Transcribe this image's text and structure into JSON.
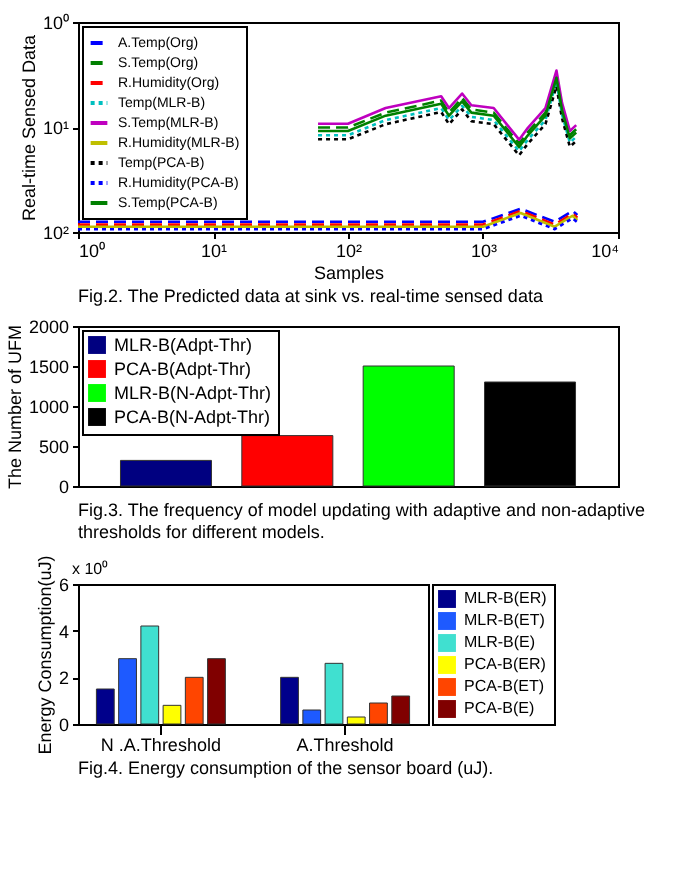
{
  "chart_data": [
    {
      "type": "line",
      "xlabel": "Samples",
      "ylabel": "Real-time Sensed Data",
      "log": "xy",
      "xlim": [
        1,
        10000
      ],
      "xticks": [
        {
          "value": 1,
          "label": "10⁰"
        },
        {
          "value": 10,
          "label": "10¹"
        },
        {
          "value": 100,
          "label": "10²"
        },
        {
          "value": 1000,
          "label": "10³"
        },
        {
          "value": 10000,
          "label": "10⁴"
        }
      ],
      "ylim": [
        100,
        1
      ],
      "yticks": [
        {
          "value": 1,
          "label": "10⁰"
        },
        {
          "value": 10,
          "label": "10¹"
        },
        {
          "value": 100,
          "label": "10²"
        }
      ],
      "legend": "top left",
      "annotations": [
        "Fig.2.  The Predicted data at sink vs. real-time sensed data"
      ],
      "series": [
        {
          "name": "A.Temp(Org)",
          "color": "#0000ff",
          "line_style": "dashed",
          "x": [
            1,
            100,
            600,
            1000,
            1900,
            3400,
            4600,
            5000
          ],
          "values": [
            80,
            80,
            80,
            80,
            60,
            80,
            63,
            69
          ]
        },
        {
          "name": "S.Temp(Org)",
          "color": "#008000",
          "line_style": "dashed",
          "x": [
            60,
            100,
            190,
            490,
            560,
            700,
            820,
            1200,
            1850,
            2150,
            2900,
            3500,
            3850,
            4400,
            4900
          ],
          "values": [
            10.1,
            10.1,
            7.3,
            5.6,
            7.3,
            5.3,
            6.8,
            7.3,
            14.4,
            11.2,
            7.3,
            3.2,
            6.4,
            11.9,
            10.5
          ]
        },
        {
          "name": "R.Humidity(Org)",
          "color": "#ff0000",
          "line_style": "dashed",
          "x": [
            1,
            100,
            600,
            1000,
            1900,
            3400,
            4600,
            5000
          ],
          "values": [
            85,
            85,
            85,
            85,
            63,
            85,
            67,
            73
          ]
        },
        {
          "name": "Temp(MLR-B)",
          "color": "#00bfbf",
          "line_style": "dotted",
          "x": [
            60,
            100,
            190,
            490,
            560,
            700,
            820,
            1200,
            1850,
            2150,
            2900,
            3500,
            3850,
            4400,
            4900
          ],
          "values": [
            12,
            12,
            8.6,
            6.6,
            8.6,
            6.3,
            8,
            8.6,
            17,
            13.2,
            8.6,
            3.7,
            7.6,
            14.1,
            12.4
          ]
        },
        {
          "name": "S.Temp(MLR-B)",
          "color": "#bf00bf",
          "line_style": "solid",
          "x": [
            60,
            100,
            190,
            490,
            560,
            700,
            820,
            1200,
            1850,
            2150,
            2900,
            3500,
            3850,
            4400,
            4900
          ],
          "values": [
            9.3,
            9.3,
            6.6,
            5.1,
            6.6,
            4.8,
            6.2,
            6.6,
            13.2,
            10.2,
            6.6,
            2.9,
            5.9,
            10.9,
            9.6
          ]
        },
        {
          "name": "R.Humidity(MLR-B)",
          "color": "#bfbf00",
          "line_style": "solid",
          "x": [
            1,
            100,
            600,
            1000,
            1900,
            3400,
            4600,
            5000
          ],
          "values": [
            89,
            89,
            89,
            89,
            66,
            89,
            70,
            77
          ]
        },
        {
          "name": "Temp(PCA-B)",
          "color": "#000000",
          "line_style": "dotted",
          "x": [
            60,
            100,
            190,
            490,
            560,
            700,
            820,
            1200,
            1850,
            2150,
            2900,
            3500,
            3850,
            4400,
            4900
          ],
          "values": [
            13.1,
            13.1,
            9.4,
            7.2,
            9.4,
            6.8,
            8.8,
            9.4,
            18.6,
            14.4,
            9.4,
            4.1,
            8.3,
            15.4,
            13.6
          ]
        },
        {
          "name": "R.Humidity(PCA-B)",
          "color": "#0000ff",
          "line_style": "dotted",
          "x": [
            1,
            100,
            600,
            1000,
            1900,
            3400,
            4600,
            5000
          ],
          "values": [
            94,
            94,
            94,
            94,
            70,
            94,
            74,
            81
          ]
        },
        {
          "name": "S.Temp(PCA-B)",
          "color": "#008000",
          "line_style": "solid",
          "x": [
            60,
            100,
            190,
            490,
            560,
            700,
            820,
            1200,
            1850,
            2150,
            2900,
            3500,
            3850,
            4400,
            4900
          ],
          "values": [
            10.9,
            10.9,
            7.8,
            6,
            7.8,
            5.7,
            7.3,
            7.8,
            15.5,
            12,
            7.8,
            3.4,
            6.9,
            12.8,
            11.3
          ]
        }
      ]
    },
    {
      "type": "bar",
      "ylabel": "The Number of UFM",
      "categories": [
        null,
        null,
        null,
        null
      ],
      "stacked": true,
      "series": [
        {
          "name": "MLR-B(Adpt-Thr)",
          "color": "#000080",
          "values": [
            320,
            0,
            0,
            0
          ]
        },
        {
          "name": "PCA-B(Adpt-Thr)",
          "color": "#ff0000",
          "values": [
            0,
            630,
            0,
            0
          ]
        },
        {
          "name": "MLR-B(N-Adpt-Thr)",
          "color": "#00ff00",
          "values": [
            0,
            0,
            1500,
            0
          ]
        },
        {
          "name": "PCA-B(N-Adpt-Thr)",
          "color": "#000000",
          "values": [
            0,
            0,
            0,
            1300
          ]
        }
      ],
      "ylim": [
        0,
        2000
      ],
      "yticks": [
        0,
        500,
        1000,
        1500,
        2000
      ],
      "tick_labels": "y",
      "legend": "top left",
      "annotations": [
        "Fig.3.  The frequency of model updating with adaptive and non-adaptive thresholds for different models."
      ]
    },
    {
      "type": "bar",
      "ylabel": "Energy Consumption(uJ)",
      "categories": [
        "N .A.Threshold",
        "A.Threshold"
      ],
      "ylim": [
        0,
        6
      ],
      "yticks": [
        0,
        2,
        4,
        6
      ],
      "legend": "right",
      "annotations": [
        "Fig.4.     Energy consumption of the sensor board (uJ).",
        "x 10⁰"
      ],
      "series": [
        {
          "name": "MLR-B(ER)",
          "color": "#00008b",
          "values": [
            1.5,
            2.0
          ]
        },
        {
          "name": "MLR-B(ET)",
          "color": "#1e5aff",
          "values": [
            2.8,
            0.6
          ]
        },
        {
          "name": "MLR-B(E)",
          "color": "#40e0d0",
          "values": [
            4.2,
            2.6
          ]
        },
        {
          "name": "PCA-B(ER)",
          "color": "#ffff00",
          "values": [
            0.8,
            0.3
          ]
        },
        {
          "name": "PCA-B(ET)",
          "color": "#ff4500",
          "values": [
            2.0,
            0.9
          ]
        },
        {
          "name": "PCA-B(E)",
          "color": "#800000",
          "values": [
            2.8,
            1.2
          ]
        }
      ]
    }
  ]
}
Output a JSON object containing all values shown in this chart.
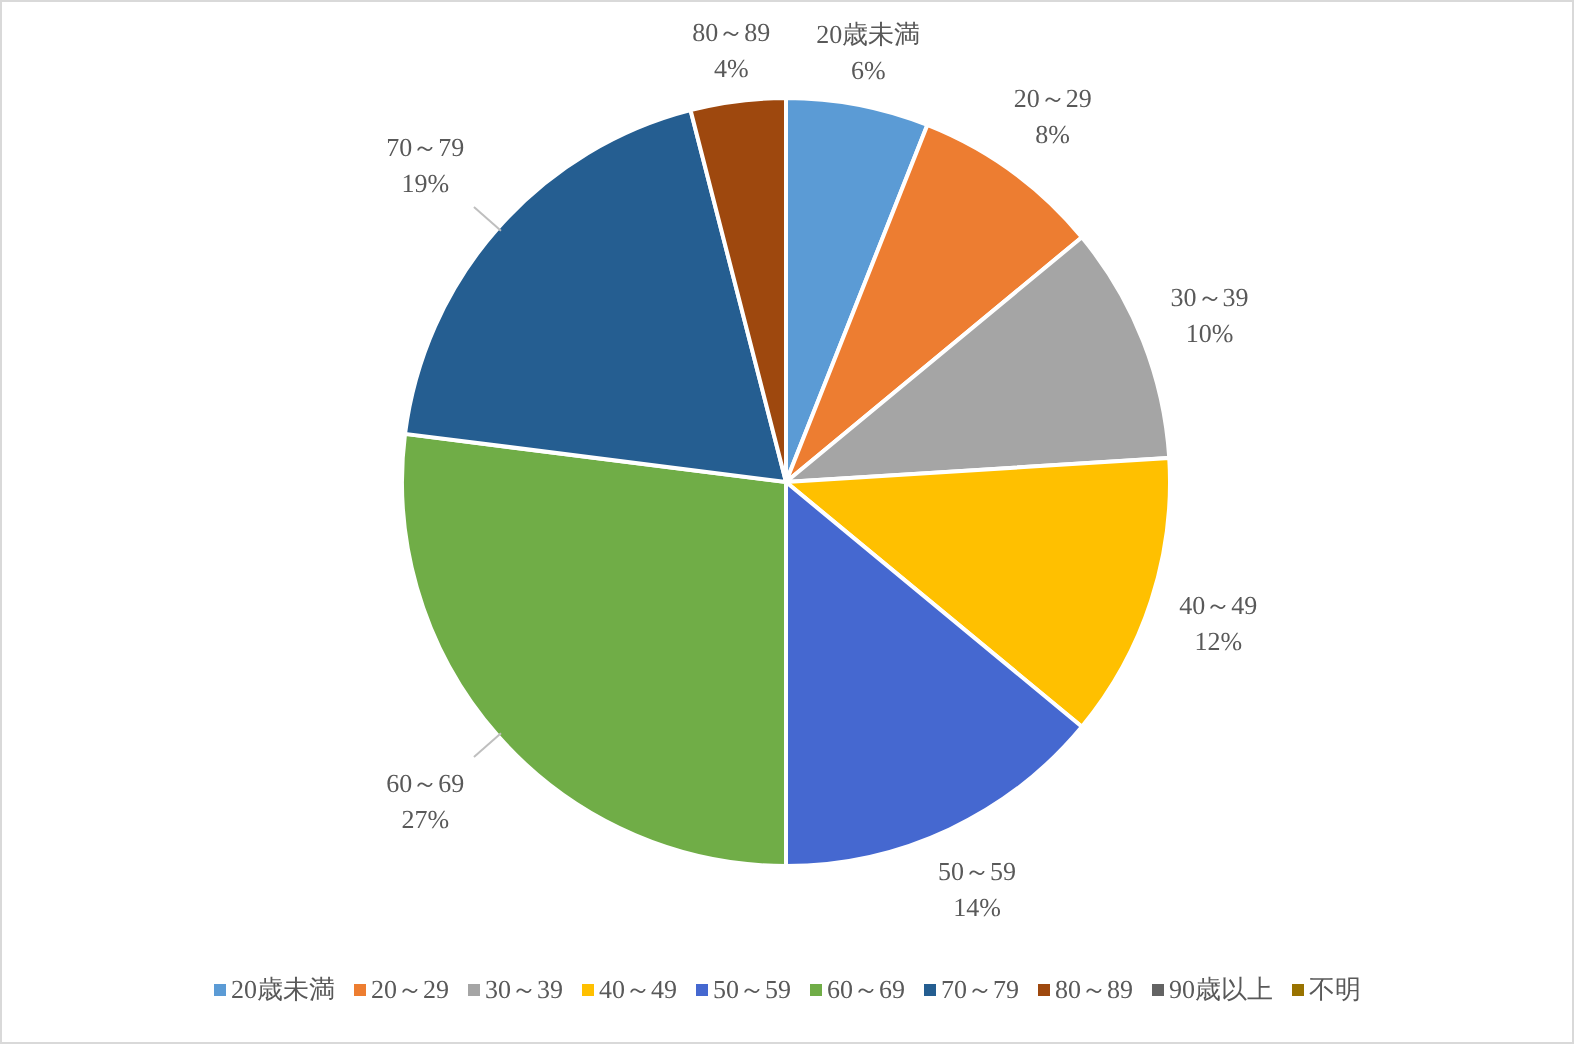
{
  "chart_data": {
    "type": "pie",
    "categories": [
      "20歳未満",
      "20～29",
      "30～39",
      "40～49",
      "50～59",
      "60～69",
      "70～79",
      "80～89",
      "90歳以上",
      "不明"
    ],
    "values": [
      6,
      8,
      10,
      12,
      14,
      27,
      19,
      4,
      0,
      0
    ],
    "colors": [
      "#5b9bd5",
      "#ed7d31",
      "#a5a5a5",
      "#ffc000",
      "#4568d0",
      "#70ad47",
      "#255e91",
      "#9e480e",
      "#636363",
      "#997300"
    ],
    "value_labels": [
      "6%",
      "8%",
      "10%",
      "12%",
      "14%",
      "27%",
      "19%",
      "4%",
      null,
      null
    ],
    "legend": "bottom"
  }
}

**Exercise goal:**
Return each line from the material above exactly, but not the pictures.

**Answer to the exercise:**
Transcribe this image's text and structure into JSON.
{
  "chart_data": [
    {
      "type": "line",
      "xlabel": "Samples",
      "ylabel": "Real-time Sensed Data",
      "log": "xy",
      "xlim": [
        1,
        10000
      ],
      "xticks": [
        {
          "value": 1,
          "label": "10⁰"
        },
        {
          "value": 10,
          "label": "10¹"
        },
        {
          "value": 100,
          "label": "10²"
        },
        {
          "value": 1000,
          "label": "10³"
        },
        {
          "value": 10000,
          "label": "10⁴"
        }
      ],
      "ylim": [
        100,
        1
      ],
      "yticks": [
        {
          "value": 1,
          "label": "10⁰"
        },
        {
          "value": 10,
          "label": "10¹"
        },
        {
          "value": 100,
          "label": "10²"
        }
      ],
      "legend": "top left",
      "annotations": [
        "Fig.2.  The Predicted data at sink vs. real-time sensed data"
      ],
      "series": [
        {
          "name": "A.Temp(Org)",
          "color": "#0000ff",
          "line_style": "dashed",
          "x": [
            1,
            100,
            600,
            1000,
            1900,
            3400,
            4600,
            5000
          ],
          "values": [
            80,
            80,
            80,
            80,
            60,
            80,
            63,
            69
          ]
        },
        {
          "name": "S.Temp(Org)",
          "color": "#008000",
          "line_style": "dashed",
          "x": [
            60,
            100,
            190,
            490,
            560,
            700,
            820,
            1200,
            1850,
            2150,
            2900,
            3500,
            3850,
            4400,
            4900
          ],
          "values": [
            10.1,
            10.1,
            7.3,
            5.6,
            7.3,
            5.3,
            6.8,
            7.3,
            14.4,
            11.2,
            7.3,
            3.2,
            6.4,
            11.9,
            10.5
          ]
        },
        {
          "name": "R.Humidity(Org)",
          "color": "#ff0000",
          "line_style": "dashed",
          "x": [
            1,
            100,
            600,
            1000,
            1900,
            3400,
            4600,
            5000
          ],
          "values": [
            85,
            85,
            85,
            85,
            63,
            85,
            67,
            73
          ]
        },
        {
          "name": "Temp(MLR-B)",
          "color": "#00bfbf",
          "line_style": "dotted",
          "x": [
            60,
            100,
            190,
            490,
            560,
            700,
            820,
            1200,
            1850,
            2150,
            2900,
            3500,
            3850,
            4400,
            4900
          ],
          "values": [
            12,
            12,
            8.6,
            6.6,
            8.6,
            6.3,
            8,
            8.6,
            17,
            13.2,
            8.6,
            3.7,
            7.6,
            14.1,
            12.4
          ]
        },
        {
          "name": "S.Temp(MLR-B)",
          "color": "#bf00bf",
          "line_style": "solid",
          "x": [
            60,
            100,
            190,
            490,
            560,
            700,
            820,
            1200,
            1850,
            2150,
            2900,
            3500,
            3850,
            4400,
            4900
          ],
          "values": [
            9.3,
            9.3,
            6.6,
            5.1,
            6.6,
            4.8,
            6.2,
            6.6,
            13.2,
            10.2,
            6.6,
            2.9,
            5.9,
            10.9,
            9.6
          ]
        },
        {
          "name": "R.Humidity(MLR-B)",
          "color": "#bfbf00",
          "line_style": "solid",
          "x": [
            1,
            100,
            600,
            1000,
            1900,
            3400,
            4600,
            5000
          ],
          "values": [
            89,
            89,
            89,
            89,
            66,
            89,
            70,
            77
          ]
        },
        {
          "name": "Temp(PCA-B)",
          "color": "#000000",
          "line_style": "dotted",
          "x": [
            60,
            100,
            190,
            490,
            560,
            700,
            820,
            1200,
            1850,
            2150,
            2900,
            3500,
            3850,
            4400,
            4900
          ],
          "values": [
            13.1,
            13.1,
            9.4,
            7.2,
            9.4,
            6.8,
            8.8,
            9.4,
            18.6,
            14.4,
            9.4,
            4.1,
            8.3,
            15.4,
            13.6
          ]
        },
        {
          "name": "R.Humidity(PCA-B)",
          "color": "#0000ff",
          "line_style": "dotted",
          "x": [
            1,
            100,
            600,
            1000,
            1900,
            3400,
            4600,
            5000
          ],
          "values": [
            94,
            94,
            94,
            94,
            70,
            94,
            74,
            81
          ]
        },
        {
          "name": "S.Temp(PCA-B)",
          "color": "#008000",
          "line_style": "solid",
          "x": [
            60,
            100,
            190,
            490,
            560,
            700,
            820,
            1200,
            1850,
            2150,
            2900,
            3500,
            3850,
            4400,
            4900
          ],
          "values": [
            10.9,
            10.9,
            7.8,
            6,
            7.8,
            5.7,
            7.3,
            7.8,
            15.5,
            12,
            7.8,
            3.4,
            6.9,
            12.8,
            11.3
          ]
        }
      ]
    },
    {
      "type": "bar",
      "ylabel": "The Number of UFM",
      "categories": [
        null,
        null,
        null,
        null
      ],
      "stacked": true,
      "series": [
        {
          "name": "MLR-B(Adpt-Thr)",
          "color": "#000080",
          "values": [
            320,
            0,
            0,
            0
          ]
        },
        {
          "name": "PCA-B(Adpt-Thr)",
          "color": "#ff0000",
          "values": [
            0,
            630,
            0,
            0
          ]
        },
        {
          "name": "MLR-B(N-Adpt-Thr)",
          "color": "#00ff00",
          "values": [
            0,
            0,
            1500,
            0
          ]
        },
        {
          "name": "PCA-B(N-Adpt-Thr)",
          "color": "#000000",
          "values": [
            0,
            0,
            0,
            1300
          ]
        }
      ],
      "ylim": [
        0,
        2000
      ],
      "yticks": [
        0,
        500,
        1000,
        1500,
        2000
      ],
      "tick_labels": "y",
      "legend": "top left",
      "annotations": [
        "Fig.3.  The frequency of model updating with adaptive and non-adaptive thresholds for different models."
      ]
    },
    {
      "type": "bar",
      "ylabel": "Energy Consumption(uJ)",
      "categories": [
        "N .A.Threshold",
        "A.Threshold"
      ],
      "ylim": [
        0,
        6
      ],
      "yticks": [
        0,
        2,
        4,
        6
      ],
      "legend": "right",
      "annotations": [
        "Fig.4.     Energy consumption of the sensor board (uJ).",
        "x 10⁰"
      ],
      "series": [
        {
          "name": "MLR-B(ER)",
          "color": "#00008b",
          "values": [
            1.5,
            2.0
          ]
        },
        {
          "name": "MLR-B(ET)",
          "color": "#1e5aff",
          "values": [
            2.8,
            0.6
          ]
        },
        {
          "name": "MLR-B(E)",
          "color": "#40e0d0",
          "values": [
            4.2,
            2.6
          ]
        },
        {
          "name": "PCA-B(ER)",
          "color": "#ffff00",
          "values": [
            0.8,
            0.3
          ]
        },
        {
          "name": "PCA-B(ET)",
          "color": "#ff4500",
          "values": [
            2.0,
            0.9
          ]
        },
        {
          "name": "PCA-B(E)",
          "color": "#800000",
          "values": [
            2.8,
            1.2
          ]
        }
      ]
    }
  ]
}
Output a JSON object containing all values shown in this chart.
{
  "chart_data": {
    "type": "pie",
    "categories": [
      "20歳未満",
      "20～29",
      "30～39",
      "40～49",
      "50～59",
      "60～69",
      "70～79",
      "80～89",
      "90歳以上",
      "不明"
    ],
    "values": [
      6,
      8,
      10,
      12,
      14,
      27,
      19,
      4,
      0,
      0
    ],
    "colors": [
      "#5b9bd5",
      "#ed7d31",
      "#a5a5a5",
      "#ffc000",
      "#4568d0",
      "#70ad47",
      "#255e91",
      "#9e480e",
      "#636363",
      "#997300"
    ],
    "value_labels": [
      "6%",
      "8%",
      "10%",
      "12%",
      "14%",
      "27%",
      "19%",
      "4%",
      null,
      null
    ],
    "legend": "bottom"
  }
}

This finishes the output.